**What is asked**:
Set every record down verbatim and omit the pictures.
>> start Records for processing
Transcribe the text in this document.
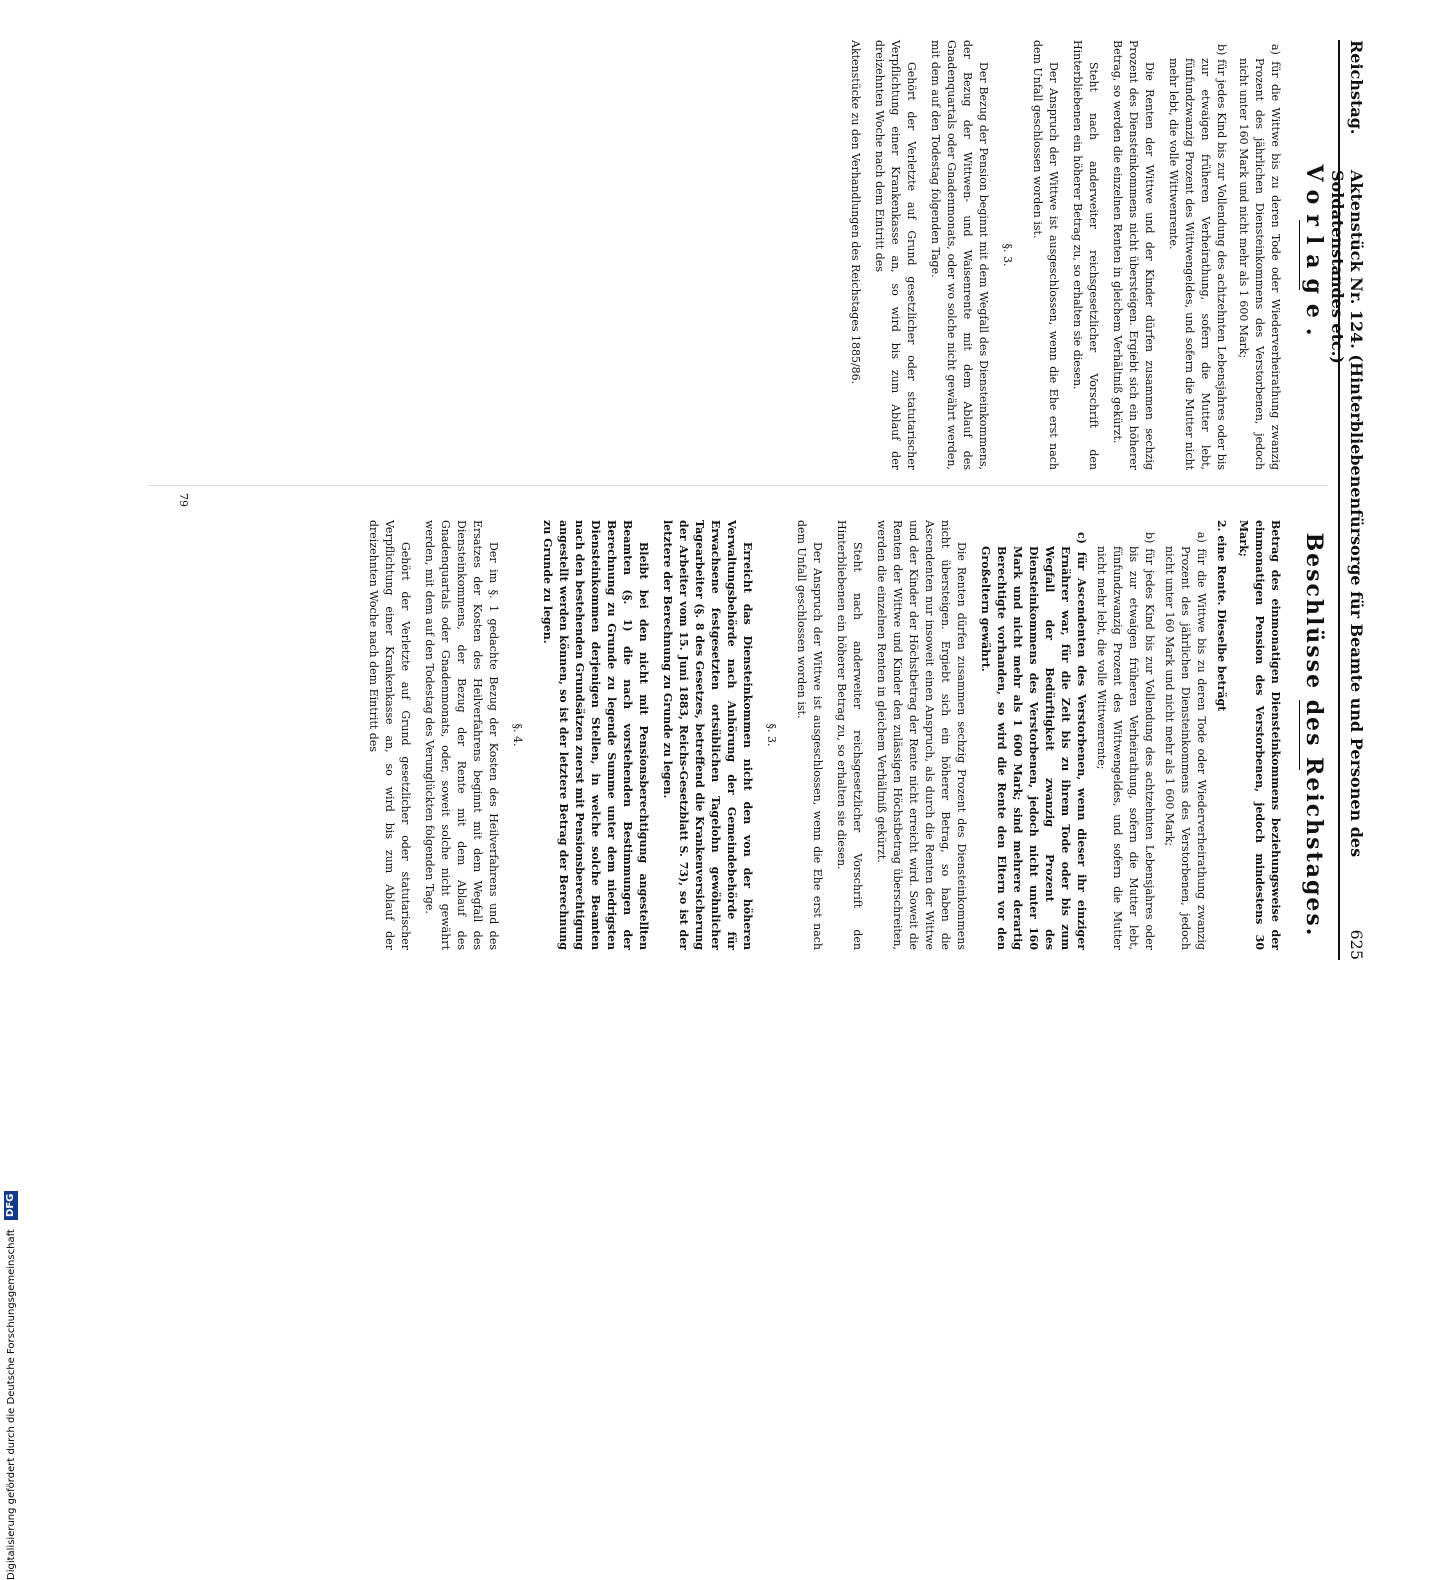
Reichstag.
Aktenstück Nr. 124. (Hinterbliebenenfürsorge für Beamte und Personen des Soldatenstandes etc.)
625
Vorlage.
a) für die Wittwe bis zu deren Tode oder Wiederverheirathung zwanzig Prozent des jährlichen Diensteinkommens des Verstorbenen, jedoch nicht unter 160 Mark und nicht mehr als 1 600 Mark;
b) für jedes Kind bis zur Vollendung des achtzehnten Lebensjahres oder bis zur etwaigen früheren Verheirathung, sofern die Mutter lebt, fünfundzwanzig Prozent des Wittwengeldes, und sofern die Mutter nicht mehr lebt, die volle Wittwenrente.
Die Renten der Wittwe und der Kinder dürfen zusammen sechzig Prozent des Diensteinkommens nicht übersteigen. Ergiebt sich ein höherer Betrag, so werden die einzelnen Renten in gleichem Verhältniß gekürzt.
Steht nach anderweiter reichsgesetzlicher Vorschrift den Hinterbliebenen ein höherer Betrag zu, so erhalten sie diesen.
Der Anspruch der Wittwe ist ausgeschlossen, wenn die Ehe erst nach dem Unfall geschlossen worden ist.
§. 3.
Der Bezug der Pension beginnt mit dem Wegfall des Diensteinkommens, der Bezug der Wittwen- und Waisenrente mit dem Ablauf des Gnadenquartals oder Gnadenmonats, oder wo solche nicht gewährt werden, mit dem auf den Todestag folgenden Tage.
Gehört der Verletzte auf Grund gesetzlicher oder statutarischer Verpflichtung einer Krankenkasse an, so wird bis zum Ablauf der dreizehnten Woche nach dem Eintritt des
Aktenstücke zu den Verhandlungen des Reichstages 1885/86.
Beschlüsse des Reichstages.
Betrag des einmonatigen Diensteinkommens beziehungsweise der einmonatigen Pension des Verstorbenen, jedoch mindestens 30 Mark;
2. eine Rente. Dieselbe beträgt
a) für die Wittwe bis zu deren Tode oder Wiederverheirathung zwanzig Prozent des jährlichen Diensteinkommens des Verstorbenen, jedoch nicht unter 160 Mark und nicht mehr als 1 600 Mark;
b) für jedes Kind bis zur Vollendung des achtzehnten Lebensjahres oder bis zur etwaigen früheren Verheirathung, sofern die Mutter lebt, fünfundzwanzig Prozent des Wittwengeldes, und sofern die Mutter nicht mehr lebt, die volle Wittwenrente;
c) für Ascendenten des Verstorbenen, wenn dieser ihr einziger Ernährer war, für die Zeit bis zu ihrem Tode oder bis zum Wegfall der Bedürftigkeit zwanzig Prozent des Diensteinkommens des Verstorbenen, jedoch nicht unter 160 Mark und nicht mehr als 1 600 Mark; sind mehrere derartig Berechtigte vorhanden, so wird die Rente den Eltern vor den Großeltern gewährt.
Die Renten dürfen zusammen sechzig Prozent des Diensteinkommens nicht übersteigen. Ergiebt sich ein höherer Betrag, so haben die Ascendenten nur insoweit einen Anspruch, als durch die Renten der Wittwe und der Kinder der Höchstbetrag der Rente nicht erreicht wird. Soweit die Renten der Wittwe und Kinder den zulässigen Höchstbetrag überschreiten, werden die einzelnen Renten in gleichem Verhältniß gekürzt.
Steht nach anderweiter reichsgesetzlicher Vorschrift den Hinterbliebenen ein höherer Betrag zu, so erhalten sie diesen.
Der Anspruch der Wittwe ist ausgeschlossen, wenn die Ehe erst nach dem Unfall geschlossen worden ist.
§. 3.
Erreicht das Diensteinkommen nicht den von der höheren Verwaltungsbehörde nach Anhörung der Gemeindebehörde für Erwachsene festgesetzten ortsüblichen Tagelohn gewöhnlicher Tagearbeiter (§. 8 des Gesetzes, betreffend die Krankenversicherung der Arbeiter vom 15. Juni 1883, Reichs-Gesetzblatt S. 73), so ist der letztere der Berechnung zu Grunde zu legen.
Bleibt bei den nicht mit Pensionsberechtigung angestellten Beamten (§. 1) die nach vorstehenden Bestimmungen der Berechnung zu Grunde zu legende Summe unter dem niedrigsten Diensteinkommen derjenigen Stellen, in welche solche Beamten nach den bestehenden Grundsätzen zuerst mit Pensionsberechtigung angestellt werden können, so ist der letztere Betrag der Berechnung zu Grunde zu legen.
§. 4.
Der im §. 1 gedachte Bezug der Kosten des Heilverfahrens und des Ersatzes der Kosten des Heilverfahrens beginnt mit dem Wegfall des Diensteinkommens, der Bezug der Rente mit dem Ablauf des Gnadenquartals oder Gnadenmonats, oder, soweit solche nicht gewährt werden, mit dem auf den Todestag des Verunglückten folgenden Tage.
Gehört der Verletzte auf Grund gesetzlicher oder statutarischer Verpflichtung einer Krankenkasse an, so wird bis zum Ablauf der dreizehnten Woche nach dem Eintritt des
79
Digitalisierung gefördert durch die Deutsche Forschungsgemeinschaft DFG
>> end Records for processing
**Solution**:
Transcribe the text in this document.
Reichstag.
Aktenstück Nr. 124. (Hinterbliebenenfürsorge für Beamte und Personen des Soldatenstandes etc.)
625
Vorlage.
a) für die Wittwe bis zu deren Tode oder Wiederverheirathung zwanzig Prozent des jährlichen Diensteinkommens des Verstorbenen, jedoch nicht unter 160 Mark und nicht mehr als 1 600 Mark;
b) für jedes Kind bis zur Vollendung des achtzehnten Lebensjahres oder bis zur etwaigen früheren Verheirathung, sofern die Mutter lebt, fünfundzwanzig Prozent des Wittwengeldes, und sofern die Mutter nicht mehr lebt, die volle Wittwenrente.
Die Renten der Wittwe und der Kinder dürfen zusammen sechzig Prozent des Diensteinkommens nicht übersteigen. Ergiebt sich ein höherer Betrag, so werden die einzelnen Renten in gleichem Verhältniß gekürzt.
Steht nach anderweiter reichsgesetzlicher Vorschrift den Hinterbliebenen ein höherer Betrag zu, so erhalten sie diesen.
Der Anspruch der Wittwe ist ausgeschlossen, wenn die Ehe erst nach dem Unfall geschlossen worden ist.
§. 3.
Der Bezug der Pension beginnt mit dem Wegfall des Diensteinkommens, der Bezug der Wittwen- und Waisenrente mit dem Ablauf des Gnadenquartals oder Gnadenmonats, oder wo solche nicht gewährt werden, mit dem auf den Todestag folgenden Tage.
Gehört der Verletzte auf Grund gesetzlicher oder statutarischer Verpflichtung einer Krankenkasse an, so wird bis zum Ablauf der dreizehnten Woche nach dem Eintritt des
Aktenstücke zu den Verhandlungen des Reichstages 1885/86.
Beschlüsse des Reichstages.
Betrag des einmonatigen Diensteinkommens beziehungsweise der einmonatigen Pension des Verstorbenen, jedoch mindestens 30 Mark;
2. eine Rente. Dieselbe beträgt
a) für die Wittwe bis zu deren Tode oder Wiederverheirathung zwanzig Prozent des jährlichen Diensteinkommens des Verstorbenen, jedoch nicht unter 160 Mark und nicht mehr als 1 600 Mark;
b) für jedes Kind bis zur Vollendung des achtzehnten Lebensjahres oder bis zur etwaigen früheren Verheirathung, sofern die Mutter lebt, fünfundzwanzig Prozent des Wittwengeldes, und sofern die Mutter nicht mehr lebt, die volle Wittwenrente;
c) für Ascendenten des Verstorbenen, wenn dieser ihr einziger Ernährer war, für die Zeit bis zu ihrem Tode oder bis zum Wegfall der Bedürftigkeit zwanzig Prozent des Diensteinkommens des Verstorbenen, jedoch nicht unter 160 Mark und nicht mehr als 1 600 Mark; sind mehrere derartig Berechtigte vorhanden, so wird die Rente den Eltern vor den Großeltern gewährt.
Die Renten dürfen zusammen sechzig Prozent des Diensteinkommens nicht übersteigen. Ergiebt sich ein höherer Betrag, so haben die Ascendenten nur insoweit einen Anspruch, als durch die Renten der Wittwe und der Kinder der Höchstbetrag der Rente nicht erreicht wird. Soweit die Renten der Wittwe und Kinder den zulässigen Höchstbetrag überschreiten, werden die einzelnen Renten in gleichem Verhältniß gekürzt.
Steht nach anderweiter reichsgesetzlicher Vorschrift den Hinterbliebenen ein höherer Betrag zu, so erhalten sie diesen.
Der Anspruch der Wittwe ist ausgeschlossen, wenn die Ehe erst nach dem Unfall geschlossen worden ist.
§. 3.
Erreicht das Diensteinkommen nicht den von der höheren Verwaltungsbehörde nach Anhörung der Gemeindebehörde für Erwachsene festgesetzten ortsüblichen Tagelohn gewöhnlicher Tagearbeiter (§. 8 des Gesetzes, betreffend die Krankenversicherung der Arbeiter vom 15. Juni 1883, Reichs-Gesetzblatt S. 73), so ist der letztere der Berechnung zu Grunde zu legen.
Bleibt bei den nicht mit Pensionsberechtigung angestellten Beamten (§. 1) die nach vorstehenden Bestimmungen der Berechnung zu Grunde zu legende Summe unter dem niedrigsten Diensteinkommen derjenigen Stellen, in welche solche Beamten nach den bestehenden Grundsätzen zuerst mit Pensionsberechtigung angestellt werden können, so ist der letztere Betrag der Berechnung zu Grunde zu legen.
§. 4.
Der im §. 1 gedachte Bezug der Kosten des Heilverfahrens und des Ersatzes der Kosten des Heilverfahrens beginnt mit dem Wegfall des Diensteinkommens, der Bezug der Rente mit dem Ablauf des Gnadenquartals oder Gnadenmonats, oder, soweit solche nicht gewährt werden, mit dem auf den Todestag des Verunglückten folgenden Tage.
Gehört der Verletzte auf Grund gesetzlicher oder statutarischer Verpflichtung einer Krankenkasse an, so wird bis zum Ablauf der dreizehnten Woche nach dem Eintritt des
79
Digitalisierung gefördert durch die Deutsche Forschungsgemeinschaft DFG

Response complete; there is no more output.